* **Exercise instructions**
Which lines below hold the word "have"? Copy all of them.

Dataset items
◆ ◆ ◆ ◆ ◆
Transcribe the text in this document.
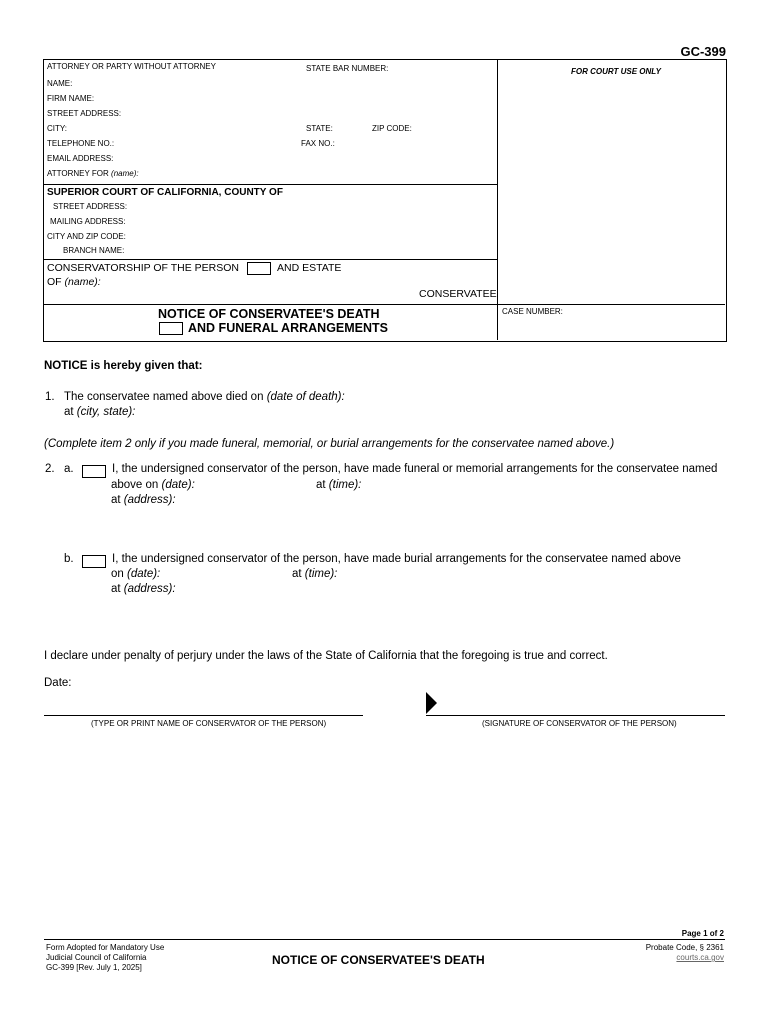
GC-399
ATTORNEY OR PARTY WITHOUT ATTORNEY	STATE BAR NUMBER:	FOR COURT USE ONLY
NAME:
FIRM NAME:
STREET ADDRESS:
CITY:	STATE:	ZIP CODE:
TELEPHONE NO.:	FAX NO.:
EMAIL ADDRESS:
ATTORNEY FOR (name):
SUPERIOR COURT OF CALIFORNIA, COUNTY OF
STREET ADDRESS:
MAILING ADDRESS:
CITY AND ZIP CODE:
BRANCH NAME:
CONSERVATORSHIP OF THE PERSON	AND ESTATE
OF (name):
CONSERVATEE
NOTICE OF CONSERVATEE'S DEATH
AND FUNERAL ARRANGEMENTS
CASE NUMBER:
NOTICE is hereby given that:
1. The conservatee named above died on (date of death):
at (city, state):
(Complete item 2 only if you made funeral, memorial, or burial arrangements for the conservatee named above.)
2. a.	I, the undersigned conservator of the person, have made funeral or memorial arrangements for the conservatee named
above on (date):	at (time):
at (address):
b.	I, the undersigned conservator of the person, have made burial arrangements for the conservatee named above
on (date):	at (time):
at (address):
I declare under penalty of perjury under the laws of the State of California that the foregoing is true and correct.
Date:
(TYPE OR PRINT NAME OF CONSERVATOR OF THE PERSON)	(SIGNATURE OF CONSERVATOR OF THE PERSON)
Page 1 of 2
Form Adopted for Mandatory Use
Judicial Council of California
GC-399 [Rev. July 1, 2025]
NOTICE OF CONSERVATEE'S DEATH
Probate Code, § 2361
courts.ca.gov
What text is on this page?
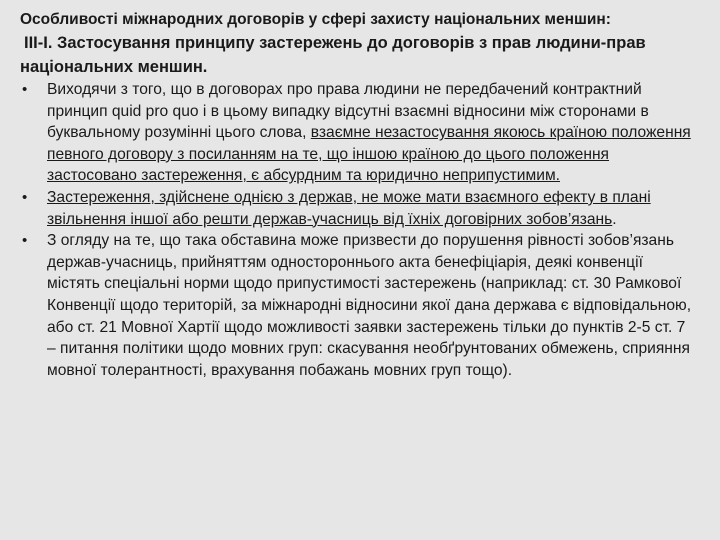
Особливості міжнародних договорів у сфері захисту національних меншин:

ІІІ-І. Застосування принципу застережень до договорів з прав людини-прав

національних меншин.

• Виходячи з того, що в договорах про права людини не передбачений контрактний принцип quid pro quo і в цьому випадку відсутні взаємні відносини між сторонами в буквальному розумінні цього слова, взаємне незастосування якоюсь країною положення певного договору з посиланням на те, що іншою країною до цього положення застосовано застереження, є абсурдним та юридично неприпустимим.
• Застереження, здійснене однією з держав, не може мати взаємного ефекту в плані звільнення іншої або решти держав-учасниць від їхніх договірних зобов’язань.
• З огляду на те, що така обставина може призвести до порушення рівності зобов’язань держав-учасниць, прийняттям одностороннього акта бенефіціарія, деякі конвенції містять спеціальні норми щодо припустимості застережень (наприклад: ст. 30 Рамкової Конвенції щодо територій, за міжнародні відносини якої дана держава є відповідальною, або ст. 21 Мовної Хартії щодо можливості заявки застережень тільки до пунктів 2-5 ст. 7 – питання політики щодо мовних груп: скасування необґрунтованих обмежень, сприяння мовної толерантності, врахування побажань мовних груп тощо).
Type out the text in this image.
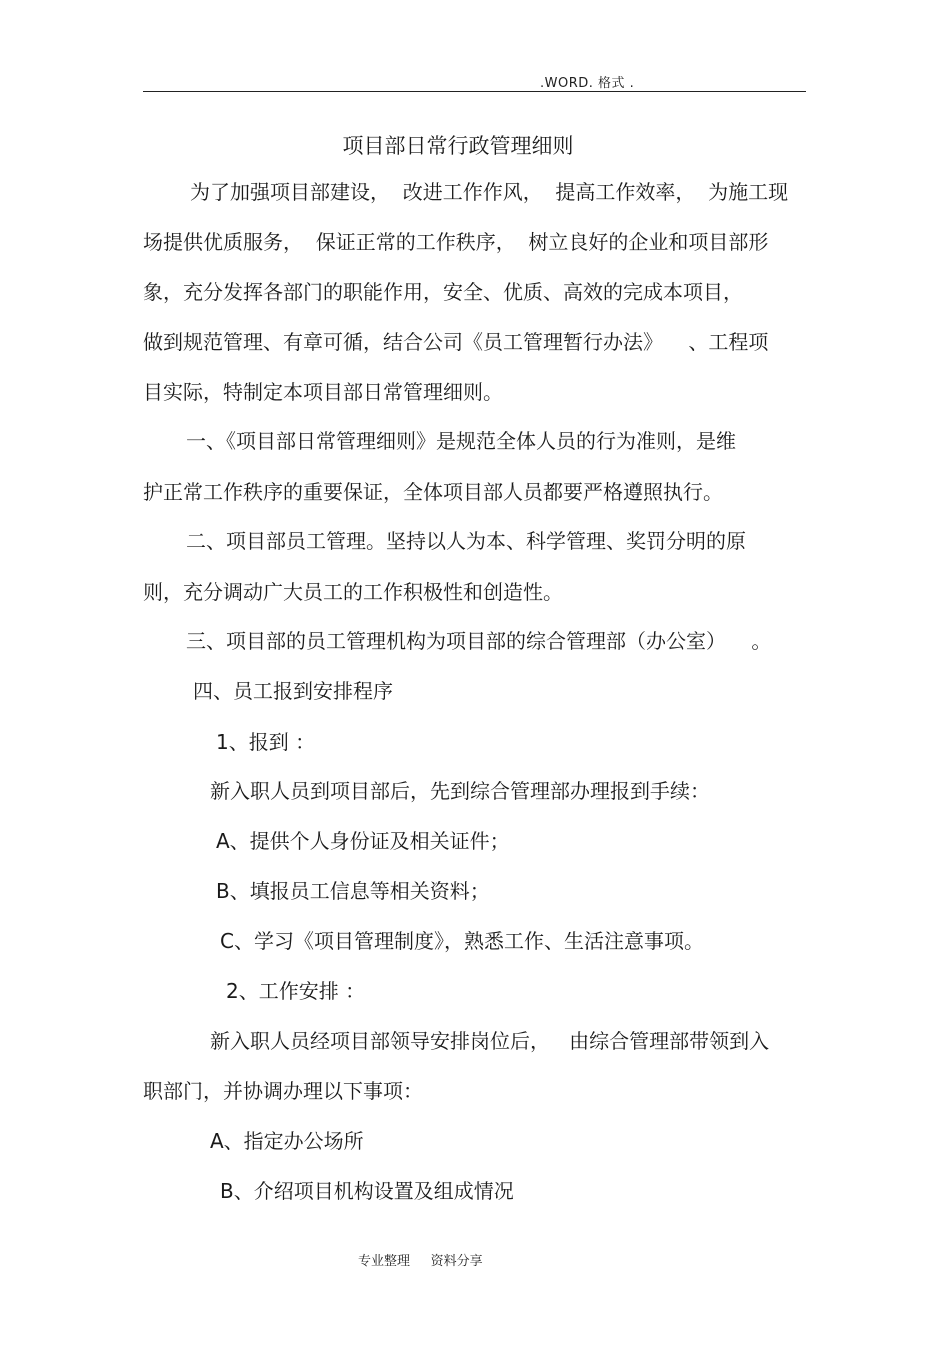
.WORD. 格式 .
项目部日常行政管理细则
为了加强项目部建设，  改进工作作风，  提高工作效率，  为施工现
场提供优质服务，  保证正常的工作秩序，  树立良好的企业和项目部形
象，充分发挥各部门的职能作用，安全、优质、高效的完成本项目，
做到规范管理、有章可循，结合公司《员工管理暂行办法》    、工程项
目实际，特制定本项目部日常管理细则。
一、《项目部日常管理细则》是规范全体人员的行为准则，是维
护正常工作秩序的重要保证，全体项目部人员都要严格遵照执行。
二、项目部员工管理。坚持以人为本、科学管理、奖罚分明的原
则，充分调动广大员工的工作积极性和创造性。
三、项目部的员工管理机构为项目部的综合管理部（办公室）    。
四、员工报到安排程序
1、报到 ：
新入职人员到项目部后，先到综合管理部办理报到手续：
A、提供个人身份证及相关证件；
B、填报员工信息等相关资料；
C、学习《项目管理制度》，熟悉工作、生活注意事项。
2、工作安排 ：
新入职人员经项目部领导安排岗位后，   由综合管理部带领到入
职部门，并协调办理以下事项：
A、指定办公场所
B、介绍项目机构设置及组成情况
专业整理     资料分享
◆ ◆ ◆ ◆ ◆
* **Written answer**
2. a.	I, the undersigned conservator of the person, have made funeral or memorial arrangements for the conservatee named
b.	I, the undersigned conservator of the person, have made burial arrangements for the conservatee named above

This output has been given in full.